BEGIN Data shown

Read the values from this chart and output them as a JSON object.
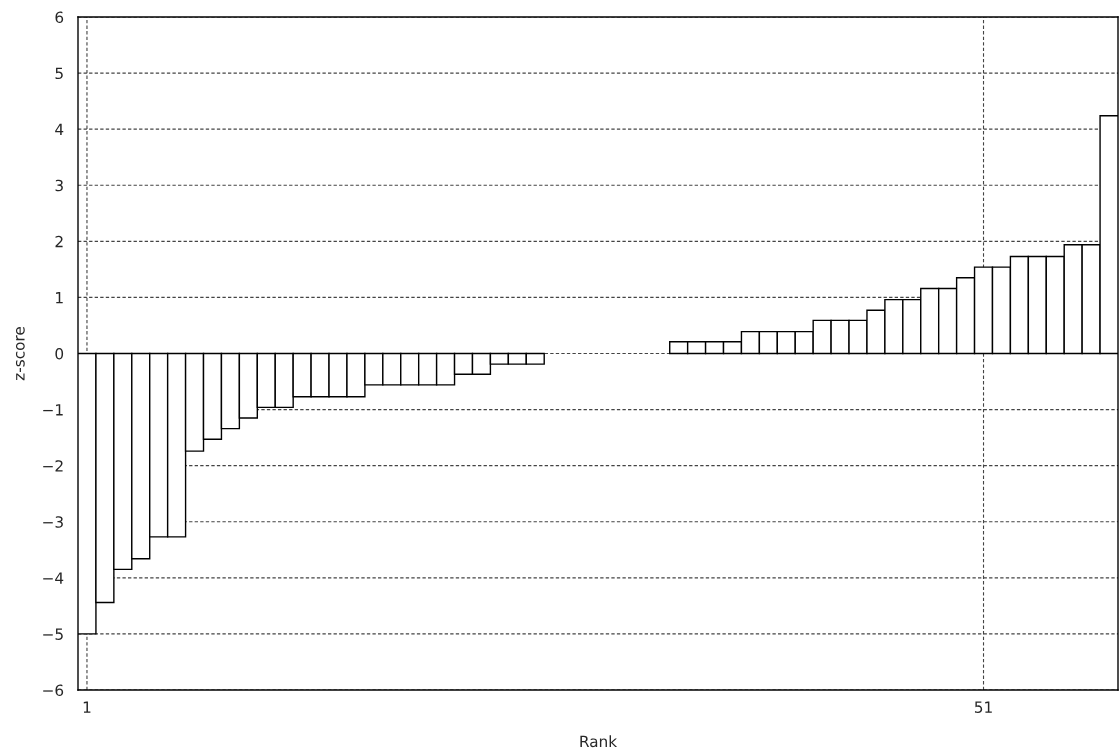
{
  "chart_data": {
    "type": "bar",
    "xlabel": "Rank",
    "ylabel": "z-score",
    "x": [
      1,
      2,
      3,
      4,
      5,
      6,
      7,
      8,
      9,
      10,
      11,
      12,
      13,
      14,
      15,
      16,
      17,
      18,
      19,
      20,
      21,
      22,
      23,
      24,
      25,
      26,
      27,
      28,
      29,
      30,
      31,
      32,
      33,
      34,
      35,
      36,
      37,
      38,
      39,
      40,
      41,
      42,
      43,
      44,
      45,
      46,
      47,
      48,
      49,
      50,
      51,
      52,
      53,
      54,
      55,
      56,
      57,
      58
    ],
    "values": [
      -5.0,
      -4.44,
      -3.85,
      -3.66,
      -3.27,
      -3.27,
      -1.74,
      -1.53,
      -1.34,
      -1.15,
      -0.96,
      -0.96,
      -0.77,
      -0.77,
      -0.77,
      -0.77,
      -0.56,
      -0.56,
      -0.56,
      -0.56,
      -0.56,
      -0.37,
      -0.37,
      -0.19,
      -0.19,
      -0.19,
      null,
      null,
      null,
      null,
      null,
      null,
      null,
      0.21,
      0.21,
      0.21,
      0.21,
      0.39,
      0.39,
      0.39,
      0.39,
      0.59,
      0.59,
      0.59,
      0.77,
      0.96,
      0.96,
      1.16,
      1.16,
      1.35,
      1.54,
      1.54,
      1.73,
      1.73,
      1.73,
      1.94,
      1.94,
      4.24
    ],
    "color": "#ffffff",
    "xlim": [
      0.5,
      58.5
    ],
    "xticks": [
      1,
      51
    ],
    "ylim": [
      -6,
      6
    ],
    "yticks": [
      -6,
      -5,
      -4,
      -3,
      -2,
      -1,
      0,
      1,
      2,
      3,
      4,
      5,
      6
    ],
    "grid": true,
    "line_style": "dashed"
  }
}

END Data shown

▶ [Your task]:
Write out the entries above word for word. Do not include the pictures.

▶ [Completed task]:
Read the values from this chart and output them as a JSON object.
{
  "chart_data": {
    "type": "bar",
    "xlabel": "Rank",
    "ylabel": "z-score",
    "x": [
      1,
      2,
      3,
      4,
      5,
      6,
      7,
      8,
      9,
      10,
      11,
      12,
      13,
      14,
      15,
      16,
      17,
      18,
      19,
      20,
      21,
      22,
      23,
      24,
      25,
      26,
      27,
      28,
      29,
      30,
      31,
      32,
      33,
      34,
      35,
      36,
      37,
      38,
      39,
      40,
      41,
      42,
      43,
      44,
      45,
      46,
      47,
      48,
      49,
      50,
      51,
      52,
      53,
      54,
      55,
      56,
      57,
      58
    ],
    "values": [
      -5.0,
      -4.44,
      -3.85,
      -3.66,
      -3.27,
      -3.27,
      -1.74,
      -1.53,
      -1.34,
      -1.15,
      -0.96,
      -0.96,
      -0.77,
      -0.77,
      -0.77,
      -0.77,
      -0.56,
      -0.56,
      -0.56,
      -0.56,
      -0.56,
      -0.37,
      -0.37,
      -0.19,
      -0.19,
      -0.19,
      null,
      null,
      null,
      null,
      null,
      null,
      null,
      0.21,
      0.21,
      0.21,
      0.21,
      0.39,
      0.39,
      0.39,
      0.39,
      0.59,
      0.59,
      0.59,
      0.77,
      0.96,
      0.96,
      1.16,
      1.16,
      1.35,
      1.54,
      1.54,
      1.73,
      1.73,
      1.73,
      1.94,
      1.94,
      4.24
    ],
    "color": "#ffffff",
    "xlim": [
      0.5,
      58.5
    ],
    "xticks": [
      1,
      51
    ],
    "ylim": [
      -6,
      6
    ],
    "yticks": [
      -6,
      -5,
      -4,
      -3,
      -2,
      -1,
      0,
      1,
      2,
      3,
      4,
      5,
      6
    ],
    "grid": true,
    "line_style": "dashed"
  }
}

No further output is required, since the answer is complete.